*EXERCISE DATA*
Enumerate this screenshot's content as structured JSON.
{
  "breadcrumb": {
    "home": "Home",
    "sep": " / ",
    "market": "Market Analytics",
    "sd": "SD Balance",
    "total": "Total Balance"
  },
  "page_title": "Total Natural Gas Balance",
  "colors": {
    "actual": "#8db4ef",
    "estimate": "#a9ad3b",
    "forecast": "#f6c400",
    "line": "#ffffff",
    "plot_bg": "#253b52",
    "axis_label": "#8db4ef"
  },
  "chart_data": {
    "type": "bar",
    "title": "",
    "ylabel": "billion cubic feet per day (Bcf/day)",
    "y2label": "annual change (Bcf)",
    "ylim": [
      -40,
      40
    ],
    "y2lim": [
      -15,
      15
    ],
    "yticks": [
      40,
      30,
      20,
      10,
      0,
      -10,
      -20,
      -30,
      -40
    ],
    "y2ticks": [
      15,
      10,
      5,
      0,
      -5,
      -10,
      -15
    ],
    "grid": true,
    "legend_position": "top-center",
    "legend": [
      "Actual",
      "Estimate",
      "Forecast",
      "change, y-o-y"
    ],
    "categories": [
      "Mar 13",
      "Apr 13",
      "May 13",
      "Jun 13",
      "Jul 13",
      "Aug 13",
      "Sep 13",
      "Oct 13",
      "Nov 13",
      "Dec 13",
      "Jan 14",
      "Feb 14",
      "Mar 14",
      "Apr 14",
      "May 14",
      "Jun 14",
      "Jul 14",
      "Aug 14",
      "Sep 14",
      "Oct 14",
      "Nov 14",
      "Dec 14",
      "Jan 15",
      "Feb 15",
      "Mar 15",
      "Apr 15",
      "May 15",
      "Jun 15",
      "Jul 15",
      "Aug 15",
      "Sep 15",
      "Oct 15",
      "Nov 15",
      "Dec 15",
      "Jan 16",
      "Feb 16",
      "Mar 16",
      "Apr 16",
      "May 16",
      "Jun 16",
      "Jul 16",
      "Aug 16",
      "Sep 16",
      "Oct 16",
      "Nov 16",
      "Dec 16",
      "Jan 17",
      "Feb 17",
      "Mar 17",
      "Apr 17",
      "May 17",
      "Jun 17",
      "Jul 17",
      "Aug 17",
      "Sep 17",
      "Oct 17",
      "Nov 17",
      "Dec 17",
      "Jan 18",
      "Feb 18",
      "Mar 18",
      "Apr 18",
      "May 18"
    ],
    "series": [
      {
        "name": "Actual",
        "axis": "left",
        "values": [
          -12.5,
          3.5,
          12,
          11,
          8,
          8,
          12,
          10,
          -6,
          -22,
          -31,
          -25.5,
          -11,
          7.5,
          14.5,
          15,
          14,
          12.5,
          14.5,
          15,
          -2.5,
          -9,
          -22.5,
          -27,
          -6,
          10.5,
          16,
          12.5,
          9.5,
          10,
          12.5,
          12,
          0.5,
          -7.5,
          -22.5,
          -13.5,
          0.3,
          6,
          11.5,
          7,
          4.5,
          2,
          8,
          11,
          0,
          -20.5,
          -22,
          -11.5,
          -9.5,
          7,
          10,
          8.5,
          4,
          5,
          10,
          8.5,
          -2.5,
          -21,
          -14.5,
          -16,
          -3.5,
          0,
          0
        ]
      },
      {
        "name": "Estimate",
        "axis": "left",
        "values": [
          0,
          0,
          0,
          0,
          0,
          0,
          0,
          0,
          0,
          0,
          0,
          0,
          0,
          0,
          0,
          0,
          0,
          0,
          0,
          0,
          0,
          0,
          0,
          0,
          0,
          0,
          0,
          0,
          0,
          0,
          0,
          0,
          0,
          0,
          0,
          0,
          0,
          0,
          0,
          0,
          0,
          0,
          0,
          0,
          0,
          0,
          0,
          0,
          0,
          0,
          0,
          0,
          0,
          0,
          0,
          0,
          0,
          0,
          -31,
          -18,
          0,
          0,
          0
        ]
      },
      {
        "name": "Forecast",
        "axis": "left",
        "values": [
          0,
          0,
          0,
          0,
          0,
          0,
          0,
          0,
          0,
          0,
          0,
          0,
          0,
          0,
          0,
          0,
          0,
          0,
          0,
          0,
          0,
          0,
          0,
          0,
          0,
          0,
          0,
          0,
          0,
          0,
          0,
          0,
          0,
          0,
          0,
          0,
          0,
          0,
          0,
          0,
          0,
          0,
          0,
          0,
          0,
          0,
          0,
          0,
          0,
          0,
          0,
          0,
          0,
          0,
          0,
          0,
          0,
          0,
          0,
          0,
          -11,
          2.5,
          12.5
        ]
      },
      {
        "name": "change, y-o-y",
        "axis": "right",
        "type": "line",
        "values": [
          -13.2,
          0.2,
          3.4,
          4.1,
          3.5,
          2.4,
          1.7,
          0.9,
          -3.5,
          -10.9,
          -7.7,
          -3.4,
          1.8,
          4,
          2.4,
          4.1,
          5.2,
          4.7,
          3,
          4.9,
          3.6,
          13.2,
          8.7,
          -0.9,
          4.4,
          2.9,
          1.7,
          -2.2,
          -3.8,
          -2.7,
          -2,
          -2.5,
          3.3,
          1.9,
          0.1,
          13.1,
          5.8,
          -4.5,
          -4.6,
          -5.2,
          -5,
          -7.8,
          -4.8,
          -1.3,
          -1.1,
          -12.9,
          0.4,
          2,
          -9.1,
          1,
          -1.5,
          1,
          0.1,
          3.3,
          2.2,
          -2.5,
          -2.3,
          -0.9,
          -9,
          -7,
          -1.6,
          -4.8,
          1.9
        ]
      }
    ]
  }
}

*INSTRUCTIONS TO FOLLOW*
Exactly as shown above, return every record.

*SOLUTION BELOW*
Enumerate this screenshot's content as structured JSON.
{
  "breadcrumb": {
    "home": "Home",
    "sep": " / ",
    "market": "Market Analytics",
    "sd": "SD Balance",
    "total": "Total Balance"
  },
  "page_title": "Total Natural Gas Balance",
  "colors": {
    "actual": "#8db4ef",
    "estimate": "#a9ad3b",
    "forecast": "#f6c400",
    "line": "#ffffff",
    "plot_bg": "#253b52",
    "axis_label": "#8db4ef"
  },
  "chart_data": {
    "type": "bar",
    "title": "",
    "ylabel": "billion cubic feet per day (Bcf/day)",
    "y2label": "annual change (Bcf)",
    "ylim": [
      -40,
      40
    ],
    "y2lim": [
      -15,
      15
    ],
    "yticks": [
      40,
      30,
      20,
      10,
      0,
      -10,
      -20,
      -30,
      -40
    ],
    "y2ticks": [
      15,
      10,
      5,
      0,
      -5,
      -10,
      -15
    ],
    "grid": true,
    "legend_position": "top-center",
    "legend": [
      "Actual",
      "Estimate",
      "Forecast",
      "change, y-o-y"
    ],
    "categories": [
      "Mar 13",
      "Apr 13",
      "May 13",
      "Jun 13",
      "Jul 13",
      "Aug 13",
      "Sep 13",
      "Oct 13",
      "Nov 13",
      "Dec 13",
      "Jan 14",
      "Feb 14",
      "Mar 14",
      "Apr 14",
      "May 14",
      "Jun 14",
      "Jul 14",
      "Aug 14",
      "Sep 14",
      "Oct 14",
      "Nov 14",
      "Dec 14",
      "Jan 15",
      "Feb 15",
      "Mar 15",
      "Apr 15",
      "May 15",
      "Jun 15",
      "Jul 15",
      "Aug 15",
      "Sep 15",
      "Oct 15",
      "Nov 15",
      "Dec 15",
      "Jan 16",
      "Feb 16",
      "Mar 16",
      "Apr 16",
      "May 16",
      "Jun 16",
      "Jul 16",
      "Aug 16",
      "Sep 16",
      "Oct 16",
      "Nov 16",
      "Dec 16",
      "Jan 17",
      "Feb 17",
      "Mar 17",
      "Apr 17",
      "May 17",
      "Jun 17",
      "Jul 17",
      "Aug 17",
      "Sep 17",
      "Oct 17",
      "Nov 17",
      "Dec 17",
      "Jan 18",
      "Feb 18",
      "Mar 18",
      "Apr 18",
      "May 18"
    ],
    "series": [
      {
        "name": "Actual",
        "axis": "left",
        "values": [
          -12.5,
          3.5,
          12,
          11,
          8,
          8,
          12,
          10,
          -6,
          -22,
          -31,
          -25.5,
          -11,
          7.5,
          14.5,
          15,
          14,
          12.5,
          14.5,
          15,
          -2.5,
          -9,
          -22.5,
          -27,
          -6,
          10.5,
          16,
          12.5,
          9.5,
          10,
          12.5,
          12,
          0.5,
          -7.5,
          -22.5,
          -13.5,
          0.3,
          6,
          11.5,
          7,
          4.5,
          2,
          8,
          11,
          0,
          -20.5,
          -22,
          -11.5,
          -9.5,
          7,
          10,
          8.5,
          4,
          5,
          10,
          8.5,
          -2.5,
          -21,
          -14.5,
          -16,
          -3.5,
          0,
          0
        ]
      },
      {
        "name": "Estimate",
        "axis": "left",
        "values": [
          0,
          0,
          0,
          0,
          0,
          0,
          0,
          0,
          0,
          0,
          0,
          0,
          0,
          0,
          0,
          0,
          0,
          0,
          0,
          0,
          0,
          0,
          0,
          0,
          0,
          0,
          0,
          0,
          0,
          0,
          0,
          0,
          0,
          0,
          0,
          0,
          0,
          0,
          0,
          0,
          0,
          0,
          0,
          0,
          0,
          0,
          0,
          0,
          0,
          0,
          0,
          0,
          0,
          0,
          0,
          0,
          0,
          0,
          -31,
          -18,
          0,
          0,
          0
        ]
      },
      {
        "name": "Forecast",
        "axis": "left",
        "values": [
          0,
          0,
          0,
          0,
          0,
          0,
          0,
          0,
          0,
          0,
          0,
          0,
          0,
          0,
          0,
          0,
          0,
          0,
          0,
          0,
          0,
          0,
          0,
          0,
          0,
          0,
          0,
          0,
          0,
          0,
          0,
          0,
          0,
          0,
          0,
          0,
          0,
          0,
          0,
          0,
          0,
          0,
          0,
          0,
          0,
          0,
          0,
          0,
          0,
          0,
          0,
          0,
          0,
          0,
          0,
          0,
          0,
          0,
          0,
          0,
          -11,
          2.5,
          12.5
        ]
      },
      {
        "name": "change, y-o-y",
        "axis": "right",
        "type": "line",
        "values": [
          -13.2,
          0.2,
          3.4,
          4.1,
          3.5,
          2.4,
          1.7,
          0.9,
          -3.5,
          -10.9,
          -7.7,
          -3.4,
          1.8,
          4,
          2.4,
          4.1,
          5.2,
          4.7,
          3,
          4.9,
          3.6,
          13.2,
          8.7,
          -0.9,
          4.4,
          2.9,
          1.7,
          -2.2,
          -3.8,
          -2.7,
          -2,
          -2.5,
          3.3,
          1.9,
          0.1,
          13.1,
          5.8,
          -4.5,
          -4.6,
          -5.2,
          -5,
          -7.8,
          -4.8,
          -1.3,
          -1.1,
          -12.9,
          0.4,
          2,
          -9.1,
          1,
          -1.5,
          1,
          0.1,
          3.3,
          2.2,
          -2.5,
          -2.3,
          -0.9,
          -9,
          -7,
          -1.6,
          -4.8,
          1.9
        ]
      }
    ]
  }
}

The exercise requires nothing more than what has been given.